Every line of the material is to be quoted verbatim, minus the pictures.
═══ Data for processing
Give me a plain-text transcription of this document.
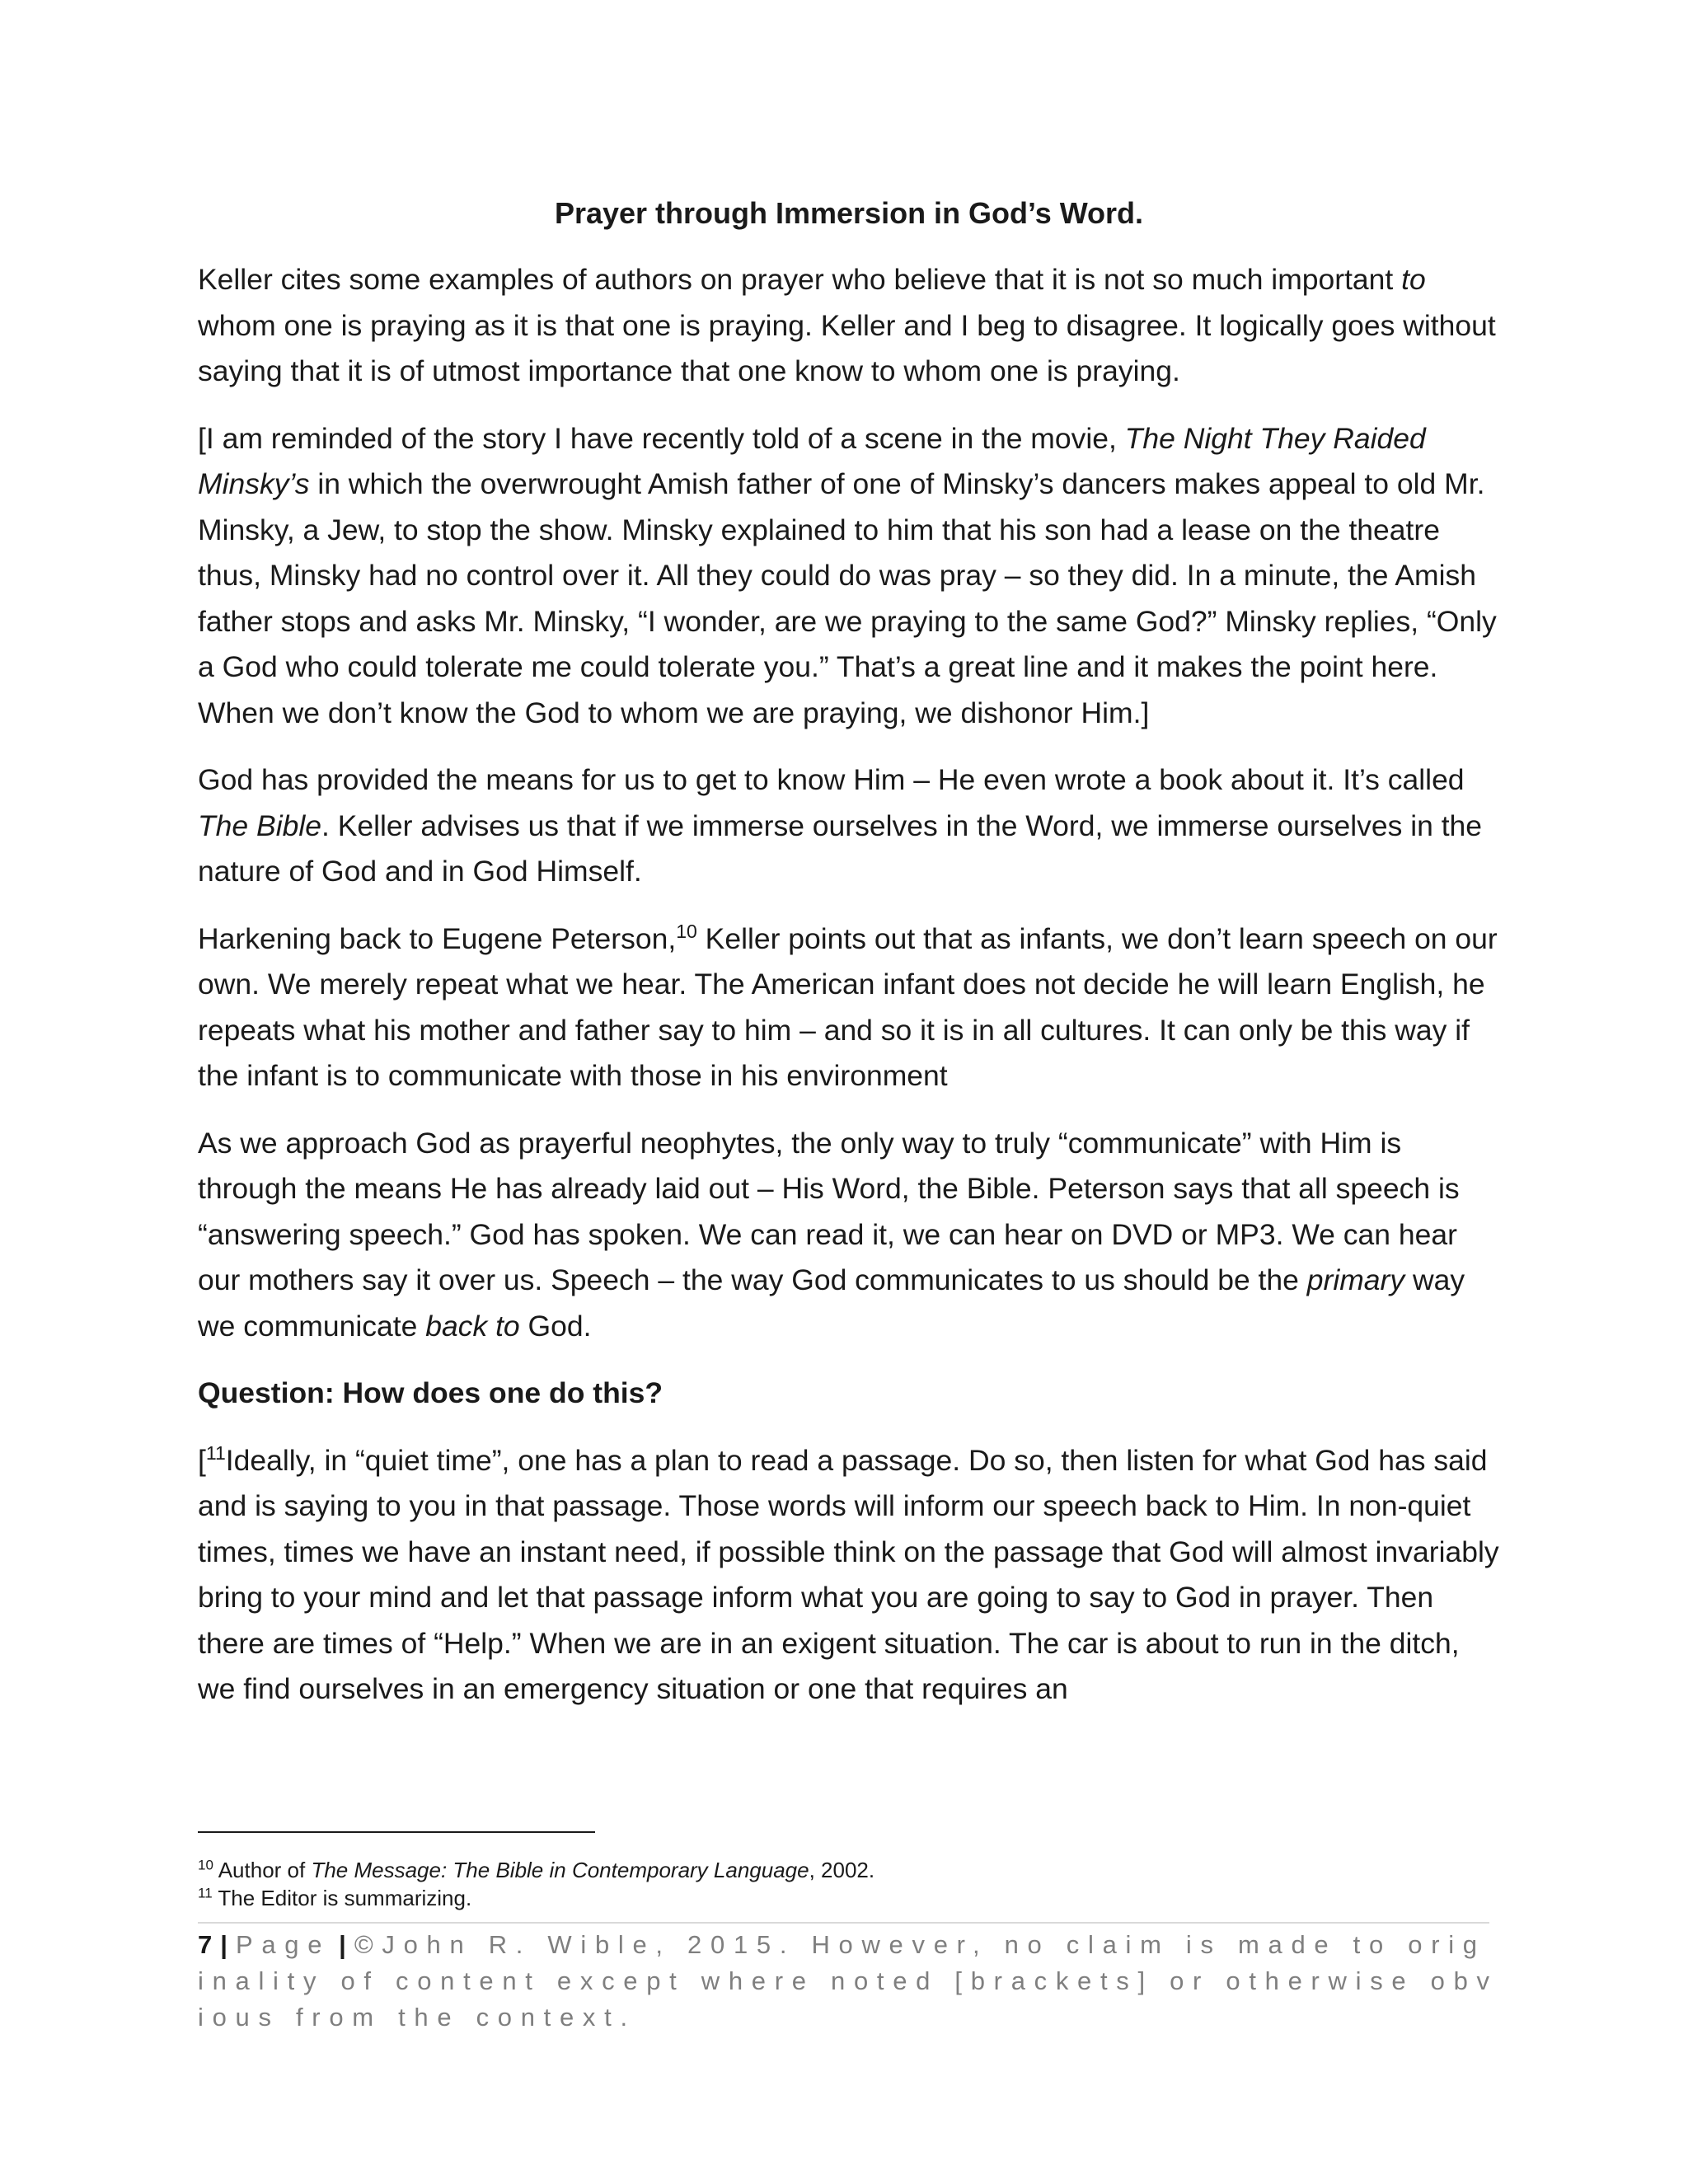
Prayer through Immersion in God’s Word.

Keller cites some examples of authors on prayer who believe that it is not so much important to whom one is praying as it is that one is praying. Keller and I beg to disagree. It logically goes without saying that it is of utmost importance that one know to whom one is praying.

[I am reminded of the story I have recently told of a scene in the movie, The Night They Raided Minsky’s in which the overwrought Amish father of one of Minsky’s dancers makes appeal to old Mr. Minsky, a Jew, to stop the show. Minsky explained to him that his son had a lease on the theatre thus, Minsky had no control over it. All they could do was pray – so they did. In a minute, the Amish father stops and asks Mr. Minsky, “I wonder, are we praying to the same God?” Minsky replies, “Only a God who could tolerate me could tolerate you.” That’s a great line and it makes the point here. When we don’t know the God to whom we are praying, we dishonor Him.]

God has provided the means for us to get to know Him – He even wrote a book about it. It’s called The Bible. Keller advises us that if we immerse ourselves in the Word, we immerse ourselves in the nature of God and in God Himself.

Harkening back to Eugene Peterson,$^{10}$ Keller points out that as infants, we don’t learn speech on our own. We merely repeat what we hear. The American infant does not decide he will learn English, he repeats what his mother and father say to him – and so it is in all cultures. It can only be this way if the infant is to communicate with those in his environment

As we approach God as prayerful neophytes, the only way to truly “communicate” with Him is through the means He has already laid out – His Word, the Bible. Peterson says that all speech is “answering speech.” God has spoken. We can read it, we can hear on DVD or MP3. We can hear our mothers say it over us. Speech – the way God communicates to us should be the primary way we communicate back to God.

Question: How does one do this?

[$^{11}$Ideally, in “quiet time”, one has a plan to read a passage. Do so, then listen for what God has said and is saying to you in that passage. Those words will inform our speech back to Him. In non-quiet times, times we have an instant need, if possible think on the passage that God will almost invariably bring to your mind and let that passage inform what you are going to say to God in prayer. Then there are times of “Help.” When we are in an exigent situation. The car is about to run in the ditch, we find ourselves in an emergency situation or one that requires an

$^{10}$ Author of The Message: The Bible in Contemporary Language, 2002.

$^{11}$ The Editor is summarizing.

7 | Page | ©John R. Wible, 2015. However, no claim is made to originality of content except where noted [brackets] or otherwise obvious from the context.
══════
# The solution
Give me a plain-text transcription of this document.
Prayer through Immersion in God’s Word.

Keller cites some examples of authors on prayer who believe that it is not so much important to whom one is praying as it is that one is praying. Keller and I beg to disagree. It logically goes without saying that it is of utmost importance that one know to whom one is praying.

[I am reminded of the story I have recently told of a scene in the movie, The Night They Raided Minsky’s in which the overwrought Amish father of one of Minsky’s dancers makes appeal to old Mr. Minsky, a Jew, to stop the show. Minsky explained to him that his son had a lease on the theatre thus, Minsky had no control over it. All they could do was pray – so they did. In a minute, the Amish father stops and asks Mr. Minsky, “I wonder, are we praying to the same God?” Minsky replies, “Only a God who could tolerate me could tolerate you.” That’s a great line and it makes the point here. When we don’t know the God to whom we are praying, we dishonor Him.]

God has provided the means for us to get to know Him – He even wrote a book about it. It’s called The Bible. Keller advises us that if we immerse ourselves in the Word, we immerse ourselves in the nature of God and in God Himself.

Harkening back to Eugene Peterson,$^{10}$ Keller points out that as infants, we don’t learn speech on our own. We merely repeat what we hear. The American infant does not decide he will learn English, he repeats what his mother and father say to him – and so it is in all cultures. It can only be this way if the infant is to communicate with those in his environment

As we approach God as prayerful neophytes, the only way to truly “communicate” with Him is through the means He has already laid out – His Word, the Bible. Peterson says that all speech is “answering speech.” God has spoken. We can read it, we can hear on DVD or MP3. We can hear our mothers say it over us. Speech – the way God communicates to us should be the primary way we communicate back to God.

Question: How does one do this?

[$^{11}$Ideally, in “quiet time”, one has a plan to read a passage. Do so, then listen for what God has said and is saying to you in that passage. Those words will inform our speech back to Him. In non-quiet times, times we have an instant need, if possible think on the passage that God will almost invariably bring to your mind and let that passage inform what you are going to say to God in prayer. Then there are times of “Help.” When we are in an exigent situation. The car is about to run in the ditch, we find ourselves in an emergency situation or one that requires an

$^{10}$ Author of The Message: The Bible in Contemporary Language, 2002.

$^{11}$ The Editor is summarizing.

7 | Page | ©John R. Wible, 2015. However, no claim is made to originality of content except where noted [brackets] or otherwise obvious from the context.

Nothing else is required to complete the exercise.